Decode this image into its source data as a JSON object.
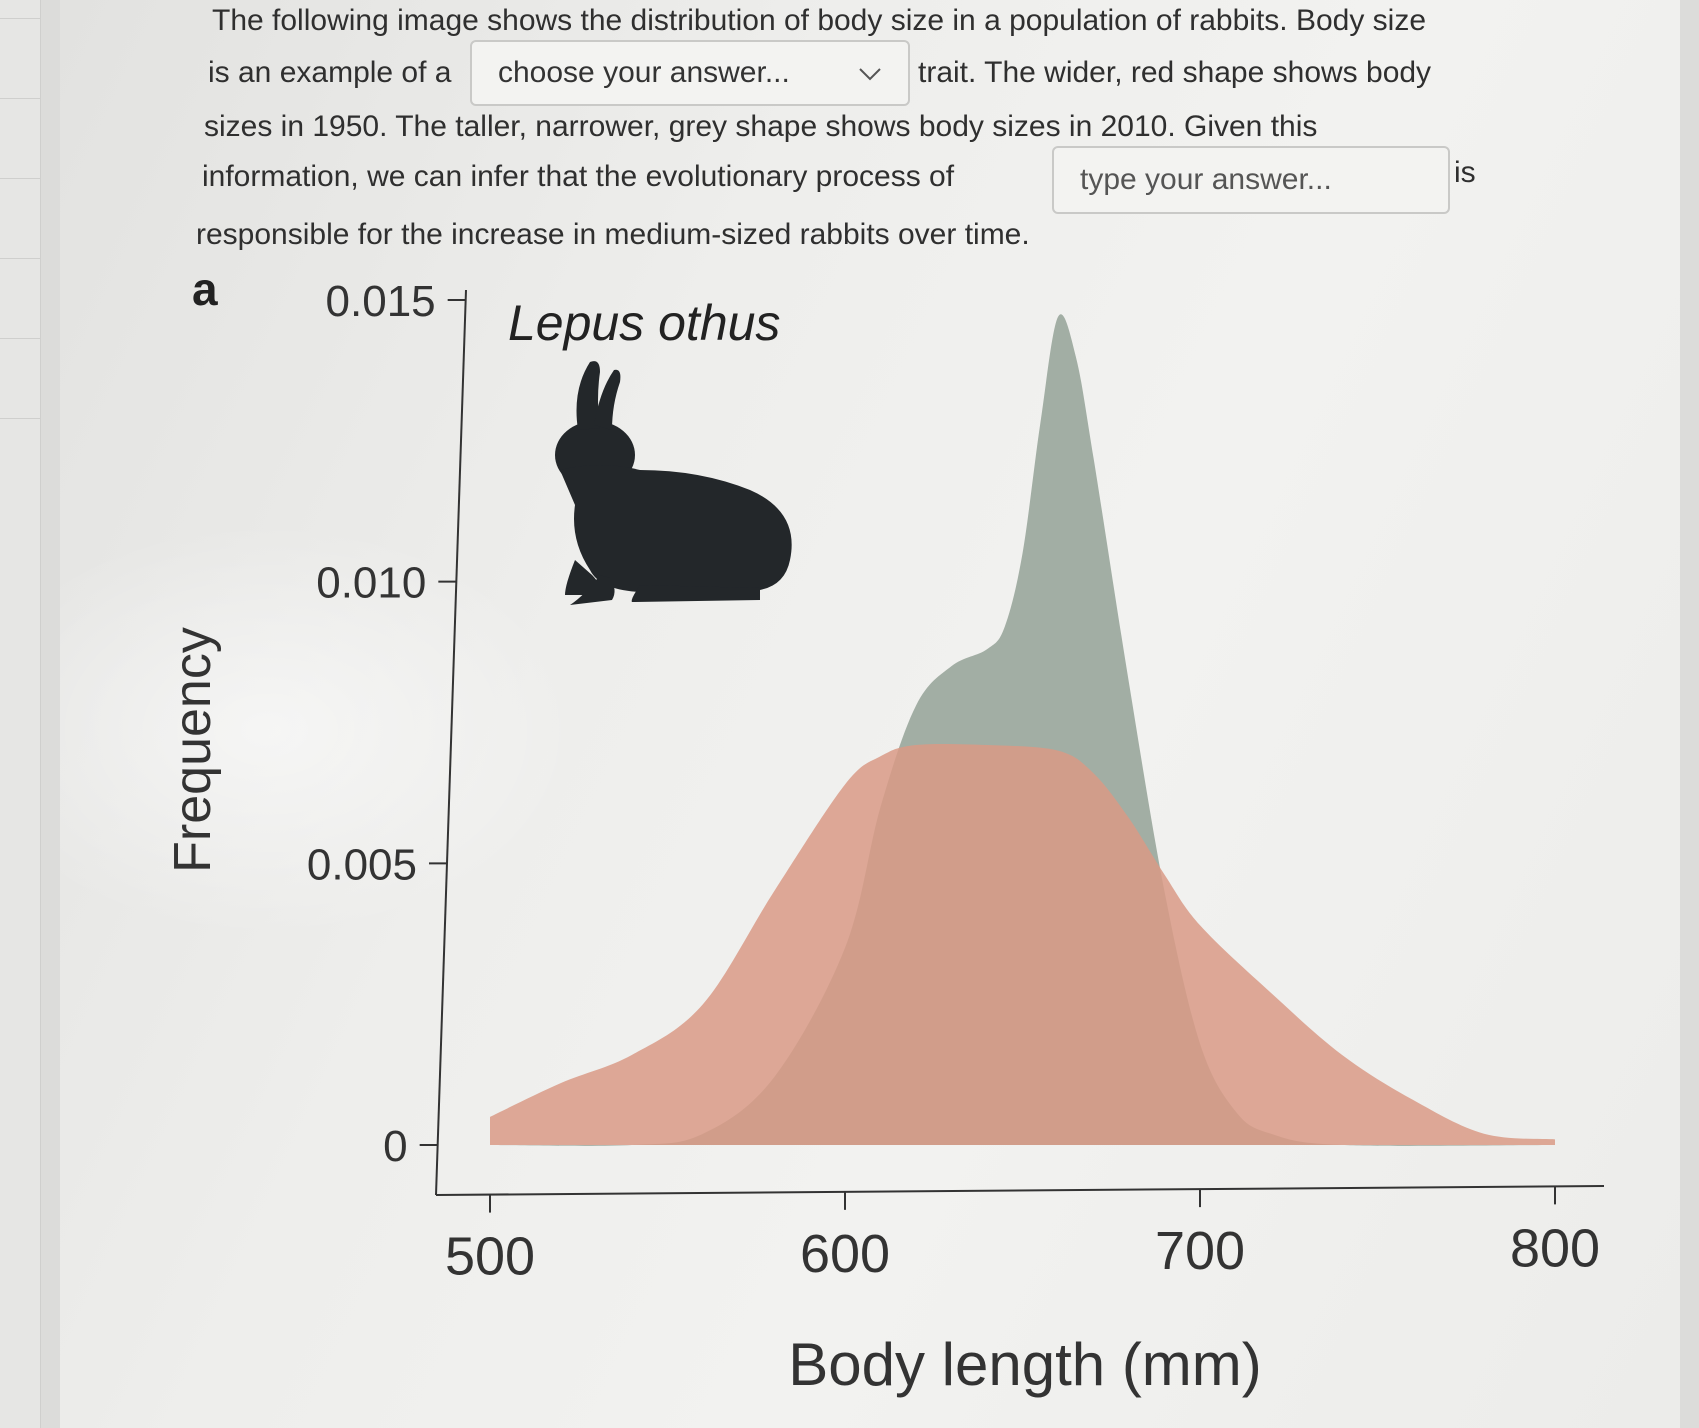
{
  "question": {
    "line1": "The following image shows the distribution of body size in a population of rabbits. Body size",
    "line2_before": "is an example of a",
    "dropdown_placeholder": "choose your answer...",
    "line2_after": "trait. The wider, red shape shows body",
    "line3": "sizes in 1950. The taller, narrower, grey shape shows body sizes in 2010. Given this",
    "line4_before": "information, we can infer that the evolutionary process of",
    "textbox_placeholder": "type your answer...",
    "line4_after": "is",
    "line5": "responsible for the increase in medium-sized rabbits over time."
  },
  "figure": {
    "panel_letter": "a",
    "species": "Lepus othus"
  },
  "chart_data": {
    "type": "area",
    "title": "Lepus othus",
    "xlabel": "Body length (mm)",
    "ylabel": "Frequency",
    "xlim": [
      500,
      800
    ],
    "ylim": [
      0,
      0.015
    ],
    "x_ticks": [
      "500",
      "600",
      "700",
      "800"
    ],
    "y_ticks": [
      "0",
      "0.005",
      "0.010",
      "0.015"
    ],
    "grid": false,
    "series": [
      {
        "color": "#9daa9f",
        "x": [
          500,
          540,
          560,
          580,
          600,
          610,
          620,
          630,
          640,
          645,
          650,
          655,
          660,
          665,
          670,
          680,
          690,
          700,
          710,
          720,
          740,
          800
        ],
        "y": [
          0,
          0,
          0.0002,
          0.0012,
          0.0035,
          0.006,
          0.0078,
          0.0085,
          0.0088,
          0.0092,
          0.0105,
          0.0128,
          0.0147,
          0.014,
          0.0122,
          0.0082,
          0.0045,
          0.0018,
          0.0006,
          0.0002,
          0,
          0
        ]
      },
      {
        "color": "#d99a86",
        "x": [
          500,
          520,
          540,
          560,
          580,
          600,
          610,
          620,
          640,
          660,
          670,
          680,
          690,
          700,
          720,
          740,
          760,
          780,
          800
        ],
        "y": [
          0.0005,
          0.0011,
          0.0016,
          0.0025,
          0.0045,
          0.0064,
          0.0069,
          0.0071,
          0.0071,
          0.007,
          0.0066,
          0.0058,
          0.0048,
          0.0039,
          0.0027,
          0.0016,
          0.0008,
          0.0002,
          0.0001
        ]
      }
    ]
  }
}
═══
## Problem
Scan the lines for the string "Lepus". Copy out each line that matches.

## Answer below
    "species": "Lepus othus"
    "title": "Lepus othus",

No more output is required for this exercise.